▶ _PASAJE DEL EJERCICIO_:
Si un país capturado por el narcotráfico aún respira paz social, dicha paz responde a velados y estratégicos acuerdos con los carteles para que fluya la droga. Y quien busque el poder, en estos sicotrópicos contextos, deberá suponer que no alcanzará gobernabilidad en los parlamentos, sino en el nivel de subordinación del Estado a dichos carteles. Quizá por ello Ecuador, durante una década y más, fue una ‘isla de paz’.
Malos repartos entre mafias siempre dejan rastros de sangre y plomo. Así, Ecuador, el país que amó la vida, palpa más de cerca esta crudeza desde el 27 de enero de 2018, cuando un coche-bomba destruyó el cuartel policial de San Lorenzo y encendió una mecha de secuestros, asesinatos e impunidad. Esa mecha, sin embargo, no está apagada: su cordón detonante cruza cárceles, puertos, barrios marginales y los bolsillos de malos funcionarios, sea del sistema judicial o de la fuerza pública, que traicionan a 17 millones de ecuatorianos y se ponen a las órdenes de los capos.
¿Qué alternativas tiene Ecuador al respecto? ¿Volver a dar estatus político a los delincuentes de la Patria Grande para refundar la ‘isla de paz’? ¿O dar bala hasta que los muertos se cuenten por decenas de miles? 50 años de la guerra estadounidense contra los carteles deben ser un enorme espejo de lo fallido que resulta atacar solo la oferta, sin tener una respuesta integral al problema de la demanda de drogas.

▶ _MATERIAL MOSTRADO_:
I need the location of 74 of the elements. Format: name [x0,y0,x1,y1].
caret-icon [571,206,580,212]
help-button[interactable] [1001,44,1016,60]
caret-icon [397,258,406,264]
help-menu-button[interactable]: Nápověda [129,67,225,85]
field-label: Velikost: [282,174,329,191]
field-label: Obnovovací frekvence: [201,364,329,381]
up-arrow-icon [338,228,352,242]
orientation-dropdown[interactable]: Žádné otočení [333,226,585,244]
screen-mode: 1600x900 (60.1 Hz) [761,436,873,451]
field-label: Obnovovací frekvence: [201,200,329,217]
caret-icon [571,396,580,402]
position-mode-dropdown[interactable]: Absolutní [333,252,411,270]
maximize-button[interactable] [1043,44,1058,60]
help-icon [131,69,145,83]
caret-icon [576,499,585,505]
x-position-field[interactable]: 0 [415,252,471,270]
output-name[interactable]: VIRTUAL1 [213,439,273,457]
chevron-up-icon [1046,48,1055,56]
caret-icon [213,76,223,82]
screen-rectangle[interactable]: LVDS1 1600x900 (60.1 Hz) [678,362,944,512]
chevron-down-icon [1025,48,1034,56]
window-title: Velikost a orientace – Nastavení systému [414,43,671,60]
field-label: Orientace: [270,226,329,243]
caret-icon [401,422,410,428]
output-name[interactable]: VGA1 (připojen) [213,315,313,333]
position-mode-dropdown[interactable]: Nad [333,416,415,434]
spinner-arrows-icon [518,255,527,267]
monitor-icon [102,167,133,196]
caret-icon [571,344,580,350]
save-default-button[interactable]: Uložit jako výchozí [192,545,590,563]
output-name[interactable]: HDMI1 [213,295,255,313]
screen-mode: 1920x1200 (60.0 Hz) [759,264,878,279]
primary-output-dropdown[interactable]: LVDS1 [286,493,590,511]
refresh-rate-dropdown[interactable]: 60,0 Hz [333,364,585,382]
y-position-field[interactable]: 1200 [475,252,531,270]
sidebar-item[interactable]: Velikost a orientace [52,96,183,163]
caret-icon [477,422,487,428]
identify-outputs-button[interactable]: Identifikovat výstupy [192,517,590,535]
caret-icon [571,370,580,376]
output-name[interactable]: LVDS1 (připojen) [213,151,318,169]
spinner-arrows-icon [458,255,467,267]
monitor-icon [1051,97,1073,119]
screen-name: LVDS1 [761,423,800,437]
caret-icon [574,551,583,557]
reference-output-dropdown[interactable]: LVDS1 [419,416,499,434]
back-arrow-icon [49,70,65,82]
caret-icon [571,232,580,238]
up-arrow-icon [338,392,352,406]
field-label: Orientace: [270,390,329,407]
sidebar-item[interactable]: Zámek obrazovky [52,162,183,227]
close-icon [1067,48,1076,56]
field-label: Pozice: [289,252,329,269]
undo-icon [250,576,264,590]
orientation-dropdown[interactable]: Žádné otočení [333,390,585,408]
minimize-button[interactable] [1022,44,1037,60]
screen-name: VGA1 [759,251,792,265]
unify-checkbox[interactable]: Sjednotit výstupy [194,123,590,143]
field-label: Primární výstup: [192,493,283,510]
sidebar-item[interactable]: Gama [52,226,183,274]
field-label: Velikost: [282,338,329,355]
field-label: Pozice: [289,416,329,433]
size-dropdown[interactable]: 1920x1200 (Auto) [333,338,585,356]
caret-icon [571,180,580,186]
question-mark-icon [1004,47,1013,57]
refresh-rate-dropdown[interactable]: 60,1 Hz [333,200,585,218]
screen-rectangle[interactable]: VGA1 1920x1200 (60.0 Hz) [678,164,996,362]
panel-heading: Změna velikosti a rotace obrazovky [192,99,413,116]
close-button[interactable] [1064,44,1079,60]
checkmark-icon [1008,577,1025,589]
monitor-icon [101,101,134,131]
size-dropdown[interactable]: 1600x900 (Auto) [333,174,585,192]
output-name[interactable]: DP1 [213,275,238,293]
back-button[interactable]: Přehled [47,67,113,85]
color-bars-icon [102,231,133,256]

▶ _TAREA A_:
Transcribe literalmente el fragmento del texto sobre el narcotráfico en Ecuador que comienza en "Malos repartos entre" y termina en "de los capos.".
▶ _TAREA B_:
Prolonga el texto sobre el narcotráfico en Ecuador a partir de su última oración.

▶ _RESULTADO DEL EJERCICIO A_:
Malos repartos entre mafias siempre dejan rastros de sangre y plomo. Así, Ecuador, el país que amó la vida, palpa más de cerca esta crudeza desde el 27 de enero de 2018, cuando un coche-bomba destruyó el cuartel policial de San Lorenzo y encendió una mecha de secuestros, asesinatos e impunidad. Esa mecha, sin embargo, no está apagada: su cordón detonante cruza cárceles, puertos, barrios marginales y los bolsillos de malos funcionarios, sea del sistema judicial o de la fuerza pública, que traicionan a 17 millones de ecuatorianos y se ponen a las órdenes de los capos.

▶ _RESULTADO DEL EJERCICIO B_:
El presidente Guillermo Lasso ha dado, por lo pronto, dos pasos acertados en el frente interno y en el frente diplomático para evitar que el país se nos siga yendo de las manos. La próxima instalación de los radares en Manabí y Santa Elena ayudará a controlar un pequeño eslabón que, si bien creció meteóricamente en la pandemia, es un secreto a voces al menos desde 2003: las narcopistas. Desde entonces a la fecha, han sido destruidas alrededor de 120 trochas.
El otro acierto: potenciar a nuestra diplomacia para lograr nuevos acuerdos de cooperación en la lucha antidrogas. Pero es necesario que las relaciones internacionales no sirvan únicamente para decomisar más cocaína. En lo que va del año, 122 toneladas han sido interceptadas, un volumen casi similar a lo que se capturó en todo 2020.
El presidente Lasso ha dado dos pasos acertados en el frente interno y en el frente diplomático para evitar que el país se nos siga yendo de las manos
Con más radares y decomisos, Ecuador tiene que estar preparado para posibles nuevas arremetidas de los narcos. Y lo dicho no implica un gratuito afán de alarmismo. Los 1.230 asesinatos en lo que va del año, buena parte de ellos ligados a narcotráfico de pequeña y gran escala, no son una alerta: son la evidencia de un país capturado por capos.
Por eso, el ejercicio diplomático de Lasso debe ir más lejos. Este martes 21, cuando se celebre la 76° Asamblea General de las Naciones Unidas, el Presidente de Ecuador tendrá una plataforma global en la que pudiera proponer una respuesta regional a una amenaza criminal que va más allá de la interdicción y que amerita nuevos paradigmas jurídicos, financieros, geopolíticos y hasta culturales.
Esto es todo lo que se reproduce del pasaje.